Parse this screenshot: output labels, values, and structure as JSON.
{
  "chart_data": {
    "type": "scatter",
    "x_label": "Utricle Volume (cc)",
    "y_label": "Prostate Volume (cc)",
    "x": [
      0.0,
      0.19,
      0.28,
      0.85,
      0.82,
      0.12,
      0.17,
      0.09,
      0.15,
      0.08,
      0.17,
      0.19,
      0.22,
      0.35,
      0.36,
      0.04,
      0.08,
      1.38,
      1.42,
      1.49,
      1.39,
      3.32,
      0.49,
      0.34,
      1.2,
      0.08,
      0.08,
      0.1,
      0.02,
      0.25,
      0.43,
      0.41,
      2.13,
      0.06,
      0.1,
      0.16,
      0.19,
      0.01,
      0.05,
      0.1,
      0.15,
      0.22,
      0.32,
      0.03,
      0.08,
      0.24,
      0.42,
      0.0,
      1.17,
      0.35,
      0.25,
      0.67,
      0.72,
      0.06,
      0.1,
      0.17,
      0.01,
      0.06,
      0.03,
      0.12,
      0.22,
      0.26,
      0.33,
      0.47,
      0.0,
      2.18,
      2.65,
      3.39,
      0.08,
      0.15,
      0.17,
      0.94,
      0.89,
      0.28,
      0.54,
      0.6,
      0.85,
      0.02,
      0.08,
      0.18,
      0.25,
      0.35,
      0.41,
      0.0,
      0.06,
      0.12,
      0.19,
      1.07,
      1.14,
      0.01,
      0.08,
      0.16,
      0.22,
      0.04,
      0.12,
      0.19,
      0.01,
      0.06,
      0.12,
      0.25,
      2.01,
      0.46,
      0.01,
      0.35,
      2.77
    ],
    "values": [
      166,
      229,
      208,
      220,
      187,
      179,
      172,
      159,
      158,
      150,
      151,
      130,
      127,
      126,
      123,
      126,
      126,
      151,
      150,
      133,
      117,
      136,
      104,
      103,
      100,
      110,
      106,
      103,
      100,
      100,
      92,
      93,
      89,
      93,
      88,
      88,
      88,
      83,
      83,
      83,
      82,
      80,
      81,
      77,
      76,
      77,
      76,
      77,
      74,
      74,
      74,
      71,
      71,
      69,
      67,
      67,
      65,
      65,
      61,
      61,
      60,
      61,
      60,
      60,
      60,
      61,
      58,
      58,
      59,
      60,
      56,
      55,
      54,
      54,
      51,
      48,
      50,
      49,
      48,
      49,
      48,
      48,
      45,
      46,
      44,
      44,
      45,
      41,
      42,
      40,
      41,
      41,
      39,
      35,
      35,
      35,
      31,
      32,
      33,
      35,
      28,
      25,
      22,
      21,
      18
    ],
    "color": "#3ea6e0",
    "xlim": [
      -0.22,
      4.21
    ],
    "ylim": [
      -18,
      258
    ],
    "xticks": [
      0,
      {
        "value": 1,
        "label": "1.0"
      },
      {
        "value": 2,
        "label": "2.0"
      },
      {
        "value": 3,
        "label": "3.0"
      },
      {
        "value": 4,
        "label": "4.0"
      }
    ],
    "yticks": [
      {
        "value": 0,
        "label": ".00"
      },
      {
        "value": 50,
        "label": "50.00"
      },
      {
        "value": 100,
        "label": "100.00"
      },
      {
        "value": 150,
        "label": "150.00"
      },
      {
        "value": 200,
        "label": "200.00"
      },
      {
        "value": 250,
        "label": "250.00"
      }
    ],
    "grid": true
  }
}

Work to be completed » Return every line from the records above that holds the word "Volume".

Complete output »
    "x_label": "Utricle Volume (cc)",
    "y_label": "Prostate Volume (cc)",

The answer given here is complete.